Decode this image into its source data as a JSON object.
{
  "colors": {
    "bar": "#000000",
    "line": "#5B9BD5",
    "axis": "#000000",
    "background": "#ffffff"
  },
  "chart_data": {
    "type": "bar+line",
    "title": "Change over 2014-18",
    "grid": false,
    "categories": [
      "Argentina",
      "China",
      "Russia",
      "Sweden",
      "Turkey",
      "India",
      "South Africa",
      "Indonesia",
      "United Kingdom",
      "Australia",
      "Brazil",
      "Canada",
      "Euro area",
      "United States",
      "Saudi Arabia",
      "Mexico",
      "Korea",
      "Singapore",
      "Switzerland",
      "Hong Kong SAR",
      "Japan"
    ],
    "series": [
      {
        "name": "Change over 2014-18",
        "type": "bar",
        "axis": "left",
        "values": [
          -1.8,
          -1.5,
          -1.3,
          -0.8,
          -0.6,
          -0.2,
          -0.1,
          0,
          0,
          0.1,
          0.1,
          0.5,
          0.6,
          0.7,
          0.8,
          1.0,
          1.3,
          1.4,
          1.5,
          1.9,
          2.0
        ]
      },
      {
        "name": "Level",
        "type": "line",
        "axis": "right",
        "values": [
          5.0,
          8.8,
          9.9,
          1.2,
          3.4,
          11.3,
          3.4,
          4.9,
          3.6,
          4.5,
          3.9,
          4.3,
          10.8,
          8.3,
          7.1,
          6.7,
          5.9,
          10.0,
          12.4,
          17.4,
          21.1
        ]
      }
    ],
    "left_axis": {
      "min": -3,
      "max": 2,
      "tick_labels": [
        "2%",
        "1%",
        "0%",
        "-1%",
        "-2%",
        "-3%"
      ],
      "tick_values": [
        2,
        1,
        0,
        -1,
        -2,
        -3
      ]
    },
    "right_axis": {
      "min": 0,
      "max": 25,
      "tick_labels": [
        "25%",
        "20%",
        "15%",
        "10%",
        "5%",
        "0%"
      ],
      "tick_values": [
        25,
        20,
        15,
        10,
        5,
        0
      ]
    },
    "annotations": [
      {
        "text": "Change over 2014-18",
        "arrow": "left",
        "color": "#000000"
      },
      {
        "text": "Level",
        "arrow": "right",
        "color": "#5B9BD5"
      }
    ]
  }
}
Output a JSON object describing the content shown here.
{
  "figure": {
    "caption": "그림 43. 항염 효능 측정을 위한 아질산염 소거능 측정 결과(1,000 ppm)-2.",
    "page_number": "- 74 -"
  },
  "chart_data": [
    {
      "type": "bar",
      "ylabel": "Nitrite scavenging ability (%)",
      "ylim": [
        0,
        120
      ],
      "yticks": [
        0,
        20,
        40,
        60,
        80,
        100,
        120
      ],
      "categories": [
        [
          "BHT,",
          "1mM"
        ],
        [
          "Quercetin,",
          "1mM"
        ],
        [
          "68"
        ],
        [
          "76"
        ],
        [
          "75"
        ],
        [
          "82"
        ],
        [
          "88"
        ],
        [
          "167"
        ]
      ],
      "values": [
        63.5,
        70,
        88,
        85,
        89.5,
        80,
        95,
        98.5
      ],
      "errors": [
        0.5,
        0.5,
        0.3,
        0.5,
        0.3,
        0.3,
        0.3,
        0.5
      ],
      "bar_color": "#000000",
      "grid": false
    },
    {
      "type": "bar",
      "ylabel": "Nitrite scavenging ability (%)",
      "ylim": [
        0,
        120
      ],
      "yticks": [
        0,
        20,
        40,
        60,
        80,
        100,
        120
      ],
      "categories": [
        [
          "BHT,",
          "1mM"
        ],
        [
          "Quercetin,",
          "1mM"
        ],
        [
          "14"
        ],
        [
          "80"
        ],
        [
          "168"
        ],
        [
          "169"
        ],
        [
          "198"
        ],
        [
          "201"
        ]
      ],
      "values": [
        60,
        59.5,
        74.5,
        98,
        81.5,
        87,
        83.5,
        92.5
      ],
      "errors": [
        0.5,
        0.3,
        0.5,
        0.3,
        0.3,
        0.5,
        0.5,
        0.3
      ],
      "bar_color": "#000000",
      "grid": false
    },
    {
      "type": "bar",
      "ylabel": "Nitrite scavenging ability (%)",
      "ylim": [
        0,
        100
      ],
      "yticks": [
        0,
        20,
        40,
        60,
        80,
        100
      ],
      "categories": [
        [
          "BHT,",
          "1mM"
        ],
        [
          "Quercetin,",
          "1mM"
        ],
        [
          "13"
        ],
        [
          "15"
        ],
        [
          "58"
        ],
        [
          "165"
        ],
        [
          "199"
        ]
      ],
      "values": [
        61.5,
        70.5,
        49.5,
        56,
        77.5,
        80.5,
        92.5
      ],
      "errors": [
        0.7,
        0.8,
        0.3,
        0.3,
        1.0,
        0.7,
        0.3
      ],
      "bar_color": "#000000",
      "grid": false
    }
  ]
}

# WORK TO DO:
Transcribe all of the lines in the records precisely.

# SOLUTION TO THE EXERCISE:
Decode this image into its source data as a JSON object.
{
  "colors": {
    "bar": "#000000",
    "line": "#5B9BD5",
    "axis": "#000000",
    "background": "#ffffff"
  },
  "chart_data": {
    "type": "bar+line",
    "title": "Change over 2014-18",
    "grid": false,
    "categories": [
      "Argentina",
      "China",
      "Russia",
      "Sweden",
      "Turkey",
      "India",
      "South Africa",
      "Indonesia",
      "United Kingdom",
      "Australia",
      "Brazil",
      "Canada",
      "Euro area",
      "United States",
      "Saudi Arabia",
      "Mexico",
      "Korea",
      "Singapore",
      "Switzerland",
      "Hong Kong SAR",
      "Japan"
    ],
    "series": [
      {
        "name": "Change over 2014-18",
        "type": "bar",
        "axis": "left",
        "values": [
          -1.8,
          -1.5,
          -1.3,
          -0.8,
          -0.6,
          -0.2,
          -0.1,
          0,
          0,
          0.1,
          0.1,
          0.5,
          0.6,
          0.7,
          0.8,
          1.0,
          1.3,
          1.4,
          1.5,
          1.9,
          2.0
        ]
      },
      {
        "name": "Level",
        "type": "line",
        "axis": "right",
        "values": [
          5.0,
          8.8,
          9.9,
          1.2,
          3.4,
          11.3,
          3.4,
          4.9,
          3.6,
          4.5,
          3.9,
          4.3,
          10.8,
          8.3,
          7.1,
          6.7,
          5.9,
          10.0,
          12.4,
          17.4,
          21.1
        ]
      }
    ],
    "left_axis": {
      "min": -3,
      "max": 2,
      "tick_labels": [
        "2%",
        "1%",
        "0%",
        "-1%",
        "-2%",
        "-3%"
      ],
      "tick_values": [
        2,
        1,
        0,
        -1,
        -2,
        -3
      ]
    },
    "right_axis": {
      "min": 0,
      "max": 25,
      "tick_labels": [
        "25%",
        "20%",
        "15%",
        "10%",
        "5%",
        "0%"
      ],
      "tick_values": [
        25,
        20,
        15,
        10,
        5,
        0
      ]
    },
    "annotations": [
      {
        "text": "Change over 2014-18",
        "arrow": "left",
        "color": "#000000"
      },
      {
        "text": "Level",
        "arrow": "right",
        "color": "#5B9BD5"
      }
    ]
  }
}
Output a JSON object describing the content shown here.
{
  "figure": {
    "caption": "그림 43. 항염 효능 측정을 위한 아질산염 소거능 측정 결과(1,000 ppm)-2.",
    "page_number": "- 74 -"
  },
  "chart_data": [
    {
      "type": "bar",
      "ylabel": "Nitrite scavenging ability (%)",
      "ylim": [
        0,
        120
      ],
      "yticks": [
        0,
        20,
        40,
        60,
        80,
        100,
        120
      ],
      "categories": [
        [
          "BHT,",
          "1mM"
        ],
        [
          "Quercetin,",
          "1mM"
        ],
        [
          "68"
        ],
        [
          "76"
        ],
        [
          "75"
        ],
        [
          "82"
        ],
        [
          "88"
        ],
        [
          "167"
        ]
      ],
      "values": [
        63.5,
        70,
        88,
        85,
        89.5,
        80,
        95,
        98.5
      ],
      "errors": [
        0.5,
        0.5,
        0.3,
        0.5,
        0.3,
        0.3,
        0.3,
        0.5
      ],
      "bar_color": "#000000",
      "grid": false
    },
    {
      "type": "bar",
      "ylabel": "Nitrite scavenging ability (%)",
      "ylim": [
        0,
        120
      ],
      "yticks": [
        0,
        20,
        40,
        60,
        80,
        100,
        120
      ],
      "categories": [
        [
          "BHT,",
          "1mM"
        ],
        [
          "Quercetin,",
          "1mM"
        ],
        [
          "14"
        ],
        [
          "80"
        ],
        [
          "168"
        ],
        [
          "169"
        ],
        [
          "198"
        ],
        [
          "201"
        ]
      ],
      "values": [
        60,
        59.5,
        74.5,
        98,
        81.5,
        87,
        83.5,
        92.5
      ],
      "errors": [
        0.5,
        0.3,
        0.5,
        0.3,
        0.3,
        0.5,
        0.5,
        0.3
      ],
      "bar_color": "#000000",
      "grid": false
    },
    {
      "type": "bar",
      "ylabel": "Nitrite scavenging ability (%)",
      "ylim": [
        0,
        100
      ],
      "yticks": [
        0,
        20,
        40,
        60,
        80,
        100
      ],
      "categories": [
        [
          "BHT,",
          "1mM"
        ],
        [
          "Quercetin,",
          "1mM"
        ],
        [
          "13"
        ],
        [
          "15"
        ],
        [
          "58"
        ],
        [
          "165"
        ],
        [
          "199"
        ]
      ],
      "values": [
        61.5,
        70.5,
        49.5,
        56,
        77.5,
        80.5,
        92.5
      ],
      "errors": [
        0.7,
        0.8,
        0.3,
        0.3,
        1.0,
        0.7,
        0.3
      ],
      "bar_color": "#000000",
      "grid": false
    }
  ]
}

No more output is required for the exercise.